## Brief
Count lines with "content" in them. Report only the total.

## Record set
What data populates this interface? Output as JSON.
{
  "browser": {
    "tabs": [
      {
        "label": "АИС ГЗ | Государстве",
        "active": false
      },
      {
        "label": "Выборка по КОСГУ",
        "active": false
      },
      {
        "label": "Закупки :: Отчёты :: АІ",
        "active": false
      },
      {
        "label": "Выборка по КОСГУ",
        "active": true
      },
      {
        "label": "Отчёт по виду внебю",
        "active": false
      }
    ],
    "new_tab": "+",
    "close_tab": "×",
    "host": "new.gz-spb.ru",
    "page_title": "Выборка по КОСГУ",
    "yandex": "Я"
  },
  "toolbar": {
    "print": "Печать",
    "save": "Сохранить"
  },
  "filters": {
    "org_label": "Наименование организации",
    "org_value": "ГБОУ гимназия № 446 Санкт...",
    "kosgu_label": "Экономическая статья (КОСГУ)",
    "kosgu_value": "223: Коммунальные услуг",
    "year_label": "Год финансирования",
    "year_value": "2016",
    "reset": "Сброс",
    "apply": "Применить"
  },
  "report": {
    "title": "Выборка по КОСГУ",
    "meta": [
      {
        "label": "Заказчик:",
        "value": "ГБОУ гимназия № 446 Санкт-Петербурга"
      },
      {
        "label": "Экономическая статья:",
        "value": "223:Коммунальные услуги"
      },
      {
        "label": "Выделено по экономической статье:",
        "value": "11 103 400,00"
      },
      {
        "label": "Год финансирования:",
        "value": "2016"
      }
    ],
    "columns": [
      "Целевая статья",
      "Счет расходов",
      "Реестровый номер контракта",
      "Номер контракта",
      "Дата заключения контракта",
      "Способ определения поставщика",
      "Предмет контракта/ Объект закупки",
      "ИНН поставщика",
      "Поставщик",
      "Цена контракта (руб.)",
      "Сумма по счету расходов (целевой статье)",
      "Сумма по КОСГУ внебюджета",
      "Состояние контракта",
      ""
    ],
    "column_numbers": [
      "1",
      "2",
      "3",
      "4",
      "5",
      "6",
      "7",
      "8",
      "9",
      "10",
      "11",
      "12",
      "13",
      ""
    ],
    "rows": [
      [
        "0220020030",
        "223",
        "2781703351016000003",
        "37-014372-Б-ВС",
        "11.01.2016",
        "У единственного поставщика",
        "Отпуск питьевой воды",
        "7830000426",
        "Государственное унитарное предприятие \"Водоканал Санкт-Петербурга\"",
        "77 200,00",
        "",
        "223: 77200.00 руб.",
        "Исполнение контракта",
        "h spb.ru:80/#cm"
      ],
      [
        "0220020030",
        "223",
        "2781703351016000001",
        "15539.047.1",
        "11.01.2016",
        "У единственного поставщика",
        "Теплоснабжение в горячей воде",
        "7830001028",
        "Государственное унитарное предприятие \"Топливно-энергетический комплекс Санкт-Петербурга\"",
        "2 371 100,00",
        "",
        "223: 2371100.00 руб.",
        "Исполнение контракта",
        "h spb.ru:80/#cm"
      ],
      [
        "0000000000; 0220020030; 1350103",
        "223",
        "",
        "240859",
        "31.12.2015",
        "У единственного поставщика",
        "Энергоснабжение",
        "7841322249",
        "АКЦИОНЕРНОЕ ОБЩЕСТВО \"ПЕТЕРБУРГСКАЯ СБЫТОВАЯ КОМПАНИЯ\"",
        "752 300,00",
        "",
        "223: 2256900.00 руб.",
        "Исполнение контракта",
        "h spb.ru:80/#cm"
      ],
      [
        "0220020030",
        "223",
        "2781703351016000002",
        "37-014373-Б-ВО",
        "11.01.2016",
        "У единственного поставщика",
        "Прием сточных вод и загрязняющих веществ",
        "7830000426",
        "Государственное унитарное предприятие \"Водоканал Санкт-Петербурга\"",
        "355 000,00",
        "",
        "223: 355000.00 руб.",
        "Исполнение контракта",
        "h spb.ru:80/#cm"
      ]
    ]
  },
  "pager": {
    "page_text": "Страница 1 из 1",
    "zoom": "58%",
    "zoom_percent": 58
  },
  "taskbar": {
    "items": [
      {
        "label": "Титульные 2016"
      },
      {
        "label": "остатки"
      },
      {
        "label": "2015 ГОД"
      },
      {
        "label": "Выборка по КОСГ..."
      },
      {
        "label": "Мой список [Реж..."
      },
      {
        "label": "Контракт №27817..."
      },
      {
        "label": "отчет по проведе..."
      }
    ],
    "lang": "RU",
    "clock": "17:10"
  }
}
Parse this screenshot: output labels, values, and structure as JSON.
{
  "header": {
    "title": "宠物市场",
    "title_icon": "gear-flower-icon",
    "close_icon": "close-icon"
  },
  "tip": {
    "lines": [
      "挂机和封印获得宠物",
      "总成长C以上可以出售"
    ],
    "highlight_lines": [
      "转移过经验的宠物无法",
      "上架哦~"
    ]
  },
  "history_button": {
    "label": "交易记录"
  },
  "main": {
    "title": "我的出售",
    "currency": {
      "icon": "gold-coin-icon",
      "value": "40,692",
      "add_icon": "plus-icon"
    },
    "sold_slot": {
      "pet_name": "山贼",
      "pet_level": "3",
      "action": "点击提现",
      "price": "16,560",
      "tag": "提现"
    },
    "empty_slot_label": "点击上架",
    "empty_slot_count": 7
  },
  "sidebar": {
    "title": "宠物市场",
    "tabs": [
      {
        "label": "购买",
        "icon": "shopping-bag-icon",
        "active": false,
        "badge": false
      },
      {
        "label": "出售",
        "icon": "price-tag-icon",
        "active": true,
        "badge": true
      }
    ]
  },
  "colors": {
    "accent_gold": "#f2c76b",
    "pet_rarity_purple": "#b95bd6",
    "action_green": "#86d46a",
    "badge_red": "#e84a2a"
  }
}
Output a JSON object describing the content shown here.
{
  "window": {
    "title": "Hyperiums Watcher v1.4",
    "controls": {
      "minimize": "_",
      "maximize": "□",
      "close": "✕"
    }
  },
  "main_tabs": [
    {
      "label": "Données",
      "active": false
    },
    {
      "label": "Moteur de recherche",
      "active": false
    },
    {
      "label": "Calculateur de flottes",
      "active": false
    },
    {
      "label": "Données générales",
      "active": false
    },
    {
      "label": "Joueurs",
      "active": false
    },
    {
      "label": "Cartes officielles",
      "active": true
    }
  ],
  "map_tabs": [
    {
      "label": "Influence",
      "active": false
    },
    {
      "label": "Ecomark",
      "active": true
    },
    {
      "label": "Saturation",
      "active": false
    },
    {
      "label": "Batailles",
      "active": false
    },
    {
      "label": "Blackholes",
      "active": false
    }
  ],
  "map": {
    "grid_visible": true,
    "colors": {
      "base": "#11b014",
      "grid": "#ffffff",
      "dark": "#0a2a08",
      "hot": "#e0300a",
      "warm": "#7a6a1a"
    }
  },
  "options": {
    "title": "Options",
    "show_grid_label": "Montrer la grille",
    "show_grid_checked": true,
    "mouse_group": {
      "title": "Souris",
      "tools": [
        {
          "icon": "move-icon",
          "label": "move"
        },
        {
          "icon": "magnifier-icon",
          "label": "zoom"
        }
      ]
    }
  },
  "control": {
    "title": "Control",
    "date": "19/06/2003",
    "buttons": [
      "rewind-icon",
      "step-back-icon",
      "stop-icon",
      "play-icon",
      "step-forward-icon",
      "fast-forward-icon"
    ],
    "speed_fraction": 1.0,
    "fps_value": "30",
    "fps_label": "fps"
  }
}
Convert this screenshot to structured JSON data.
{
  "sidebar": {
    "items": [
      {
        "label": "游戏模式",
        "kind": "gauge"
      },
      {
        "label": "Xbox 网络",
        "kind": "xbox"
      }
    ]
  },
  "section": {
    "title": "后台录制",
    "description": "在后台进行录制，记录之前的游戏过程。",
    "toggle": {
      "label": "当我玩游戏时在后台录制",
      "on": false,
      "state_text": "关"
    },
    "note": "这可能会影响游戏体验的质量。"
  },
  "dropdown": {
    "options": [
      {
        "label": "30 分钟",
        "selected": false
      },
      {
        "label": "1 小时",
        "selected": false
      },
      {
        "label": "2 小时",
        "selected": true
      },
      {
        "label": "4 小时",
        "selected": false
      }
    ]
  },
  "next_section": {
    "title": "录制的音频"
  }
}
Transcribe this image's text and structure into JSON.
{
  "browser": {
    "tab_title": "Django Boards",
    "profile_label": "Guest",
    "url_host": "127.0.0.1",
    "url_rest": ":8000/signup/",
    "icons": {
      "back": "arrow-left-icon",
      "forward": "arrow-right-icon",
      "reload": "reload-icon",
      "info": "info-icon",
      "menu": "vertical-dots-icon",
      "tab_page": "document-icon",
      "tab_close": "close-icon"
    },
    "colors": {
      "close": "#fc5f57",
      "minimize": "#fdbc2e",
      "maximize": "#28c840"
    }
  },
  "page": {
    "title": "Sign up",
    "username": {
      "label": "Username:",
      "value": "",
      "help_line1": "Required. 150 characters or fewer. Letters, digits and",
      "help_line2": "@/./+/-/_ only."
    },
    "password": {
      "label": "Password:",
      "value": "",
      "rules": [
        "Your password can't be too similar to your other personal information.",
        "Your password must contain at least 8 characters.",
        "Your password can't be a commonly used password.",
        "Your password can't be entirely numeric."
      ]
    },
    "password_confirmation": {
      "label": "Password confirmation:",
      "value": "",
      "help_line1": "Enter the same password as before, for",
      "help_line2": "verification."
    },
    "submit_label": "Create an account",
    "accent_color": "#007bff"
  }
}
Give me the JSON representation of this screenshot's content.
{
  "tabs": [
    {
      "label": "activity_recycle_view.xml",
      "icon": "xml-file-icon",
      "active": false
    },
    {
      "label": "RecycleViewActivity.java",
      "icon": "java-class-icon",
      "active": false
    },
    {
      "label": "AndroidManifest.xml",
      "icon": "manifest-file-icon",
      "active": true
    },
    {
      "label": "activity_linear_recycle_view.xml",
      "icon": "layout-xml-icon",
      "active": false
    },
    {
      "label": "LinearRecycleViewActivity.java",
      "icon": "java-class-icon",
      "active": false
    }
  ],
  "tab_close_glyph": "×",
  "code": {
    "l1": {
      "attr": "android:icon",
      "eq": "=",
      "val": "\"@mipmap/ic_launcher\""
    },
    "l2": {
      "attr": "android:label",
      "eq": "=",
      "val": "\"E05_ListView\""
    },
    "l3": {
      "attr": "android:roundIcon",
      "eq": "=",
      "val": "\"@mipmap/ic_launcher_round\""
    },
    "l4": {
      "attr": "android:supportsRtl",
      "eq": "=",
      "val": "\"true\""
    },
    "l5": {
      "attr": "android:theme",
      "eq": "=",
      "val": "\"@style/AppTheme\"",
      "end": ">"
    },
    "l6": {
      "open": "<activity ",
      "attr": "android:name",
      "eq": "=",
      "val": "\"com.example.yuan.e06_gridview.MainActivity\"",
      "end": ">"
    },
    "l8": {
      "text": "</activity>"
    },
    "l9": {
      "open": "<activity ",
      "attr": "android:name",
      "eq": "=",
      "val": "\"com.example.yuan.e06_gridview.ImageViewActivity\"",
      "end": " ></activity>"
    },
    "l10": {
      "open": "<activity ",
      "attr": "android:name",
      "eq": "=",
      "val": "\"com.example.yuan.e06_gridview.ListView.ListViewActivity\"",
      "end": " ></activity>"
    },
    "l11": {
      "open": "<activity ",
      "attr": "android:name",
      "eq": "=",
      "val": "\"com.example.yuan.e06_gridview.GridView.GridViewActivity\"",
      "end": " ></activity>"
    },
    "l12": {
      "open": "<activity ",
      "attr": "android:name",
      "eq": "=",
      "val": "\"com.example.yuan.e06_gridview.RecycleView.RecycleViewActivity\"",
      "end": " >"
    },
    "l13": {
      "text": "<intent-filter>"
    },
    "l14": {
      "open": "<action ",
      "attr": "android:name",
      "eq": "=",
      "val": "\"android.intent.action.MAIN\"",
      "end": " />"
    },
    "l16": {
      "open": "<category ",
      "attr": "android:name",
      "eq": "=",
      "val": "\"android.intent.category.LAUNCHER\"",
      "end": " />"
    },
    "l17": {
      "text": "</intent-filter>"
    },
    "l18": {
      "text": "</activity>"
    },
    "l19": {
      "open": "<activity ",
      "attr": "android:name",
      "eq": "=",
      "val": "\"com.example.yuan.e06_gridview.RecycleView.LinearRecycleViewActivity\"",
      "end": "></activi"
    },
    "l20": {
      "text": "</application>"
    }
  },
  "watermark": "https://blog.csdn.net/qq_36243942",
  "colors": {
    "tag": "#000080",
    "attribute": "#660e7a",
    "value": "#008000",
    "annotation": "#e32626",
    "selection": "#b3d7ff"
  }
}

## Completed task
2